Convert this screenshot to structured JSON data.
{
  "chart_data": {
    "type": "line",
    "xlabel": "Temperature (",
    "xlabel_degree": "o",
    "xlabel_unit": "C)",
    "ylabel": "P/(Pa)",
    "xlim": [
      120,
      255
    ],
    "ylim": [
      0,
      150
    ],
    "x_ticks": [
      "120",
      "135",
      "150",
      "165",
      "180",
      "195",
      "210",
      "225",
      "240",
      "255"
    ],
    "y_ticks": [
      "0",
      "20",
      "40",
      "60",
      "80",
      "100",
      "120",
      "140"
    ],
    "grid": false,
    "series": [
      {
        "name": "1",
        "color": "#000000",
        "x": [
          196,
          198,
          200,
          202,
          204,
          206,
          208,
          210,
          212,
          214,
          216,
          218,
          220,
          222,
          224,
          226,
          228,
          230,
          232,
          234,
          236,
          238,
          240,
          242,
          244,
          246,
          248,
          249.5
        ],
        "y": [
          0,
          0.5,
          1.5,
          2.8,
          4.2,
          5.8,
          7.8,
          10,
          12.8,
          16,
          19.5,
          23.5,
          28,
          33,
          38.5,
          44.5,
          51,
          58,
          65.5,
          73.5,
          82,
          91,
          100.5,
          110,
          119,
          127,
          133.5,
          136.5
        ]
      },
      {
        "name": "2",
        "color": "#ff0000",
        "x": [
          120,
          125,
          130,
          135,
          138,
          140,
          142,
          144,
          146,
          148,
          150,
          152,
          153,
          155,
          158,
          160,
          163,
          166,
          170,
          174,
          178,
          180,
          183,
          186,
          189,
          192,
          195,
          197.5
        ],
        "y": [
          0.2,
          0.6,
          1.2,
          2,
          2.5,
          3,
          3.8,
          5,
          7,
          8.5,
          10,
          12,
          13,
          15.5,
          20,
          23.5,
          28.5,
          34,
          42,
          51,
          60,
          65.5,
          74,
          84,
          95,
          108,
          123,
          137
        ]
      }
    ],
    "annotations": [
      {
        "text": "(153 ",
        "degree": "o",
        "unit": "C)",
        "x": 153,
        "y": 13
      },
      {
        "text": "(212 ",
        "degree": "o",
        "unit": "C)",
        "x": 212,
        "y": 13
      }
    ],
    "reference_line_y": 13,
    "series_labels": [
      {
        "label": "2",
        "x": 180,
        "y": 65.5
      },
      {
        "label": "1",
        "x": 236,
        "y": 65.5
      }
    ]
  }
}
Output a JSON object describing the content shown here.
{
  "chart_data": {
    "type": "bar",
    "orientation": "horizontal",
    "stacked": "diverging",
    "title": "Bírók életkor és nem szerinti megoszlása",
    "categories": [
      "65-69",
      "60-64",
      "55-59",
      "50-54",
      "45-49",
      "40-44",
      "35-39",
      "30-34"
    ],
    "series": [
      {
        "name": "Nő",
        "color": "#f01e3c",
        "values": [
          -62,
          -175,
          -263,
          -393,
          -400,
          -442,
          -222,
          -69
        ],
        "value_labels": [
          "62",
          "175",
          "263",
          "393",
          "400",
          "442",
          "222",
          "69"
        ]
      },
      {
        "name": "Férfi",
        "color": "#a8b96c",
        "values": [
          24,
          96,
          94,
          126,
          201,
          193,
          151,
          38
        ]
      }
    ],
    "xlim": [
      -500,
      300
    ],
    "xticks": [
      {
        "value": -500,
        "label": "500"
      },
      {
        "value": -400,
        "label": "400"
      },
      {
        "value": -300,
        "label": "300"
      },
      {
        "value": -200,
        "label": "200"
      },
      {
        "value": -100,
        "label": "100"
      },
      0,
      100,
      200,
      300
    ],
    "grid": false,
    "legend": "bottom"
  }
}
======
** Problem **
Give a word-for-word copy of the records.

** Written reply **
Convert this screenshot to structured JSON data.
{
  "chart_data": {
    "type": "line",
    "xlabel": "Temperature (",
    "xlabel_degree": "o",
    "xlabel_unit": "C)",
    "ylabel": "P/(Pa)",
    "xlim": [
      120,
      255
    ],
    "ylim": [
      0,
      150
    ],
    "x_ticks": [
      "120",
      "135",
      "150",
      "165",
      "180",
      "195",
      "210",
      "225",
      "240",
      "255"
    ],
    "y_ticks": [
      "0",
      "20",
      "40",
      "60",
      "80",
      "100",
      "120",
      "140"
    ],
    "grid": false,
    "series": [
      {
        "name": "1",
        "color": "#000000",
        "x": [
          196,
          198,
          200,
          202,
          204,
          206,
          208,
          210,
          212,
          214,
          216,
          218,
          220,
          222,
          224,
          226,
          228,
          230,
          232,
          234,
          236,
          238,
          240,
          242,
          244,
          246,
          248,
          249.5
        ],
        "y": [
          0,
          0.5,
          1.5,
          2.8,
          4.2,
          5.8,
          7.8,
          10,
          12.8,
          16,
          19.5,
          23.5,
          28,
          33,
          38.5,
          44.5,
          51,
          58,
          65.5,
          73.5,
          82,
          91,
          100.5,
          110,
          119,
          127,
          133.5,
          136.5
        ]
      },
      {
        "name": "2",
        "color": "#ff0000",
        "x": [
          120,
          125,
          130,
          135,
          138,
          140,
          142,
          144,
          146,
          148,
          150,
          152,
          153,
          155,
          158,
          160,
          163,
          166,
          170,
          174,
          178,
          180,
          183,
          186,
          189,
          192,
          195,
          197.5
        ],
        "y": [
          0.2,
          0.6,
          1.2,
          2,
          2.5,
          3,
          3.8,
          5,
          7,
          8.5,
          10,
          12,
          13,
          15.5,
          20,
          23.5,
          28.5,
          34,
          42,
          51,
          60,
          65.5,
          74,
          84,
          95,
          108,
          123,
          137
        ]
      }
    ],
    "annotations": [
      {
        "text": "(153 ",
        "degree": "o",
        "unit": "C)",
        "x": 153,
        "y": 13
      },
      {
        "text": "(212 ",
        "degree": "o",
        "unit": "C)",
        "x": 212,
        "y": 13
      }
    ],
    "reference_line_y": 13,
    "series_labels": [
      {
        "label": "2",
        "x": 180,
        "y": 65.5
      },
      {
        "label": "1",
        "x": 236,
        "y": 65.5
      }
    ]
  }
}
Output a JSON object describing the content shown here.
{
  "chart_data": {
    "type": "bar",
    "orientation": "horizontal",
    "stacked": "diverging",
    "title": "Bírók életkor és nem szerinti megoszlása",
    "categories": [
      "65-69",
      "60-64",
      "55-59",
      "50-54",
      "45-49",
      "40-44",
      "35-39",
      "30-34"
    ],
    "series": [
      {
        "name": "Nő",
        "color": "#f01e3c",
        "values": [
          -62,
          -175,
          -263,
          -393,
          -400,
          -442,
          -222,
          -69
        ],
        "value_labels": [
          "62",
          "175",
          "263",
          "393",
          "400",
          "442",
          "222",
          "69"
        ]
      },
      {
        "name": "Férfi",
        "color": "#a8b96c",
        "values": [
          24,
          96,
          94,
          126,
          201,
          193,
          151,
          38
        ]
      }
    ],
    "xlim": [
      -500,
      300
    ],
    "xticks": [
      {
        "value": -500,
        "label": "500"
      },
      {
        "value": -400,
        "label": "400"
      },
      {
        "value": -300,
        "label": "300"
      },
      {
        "value": -200,
        "label": "200"
      },
      {
        "value": -100,
        "label": "100"
      },
      0,
      100,
      200,
      300
    ],
    "grid": false,
    "legend": "bottom"
  }
}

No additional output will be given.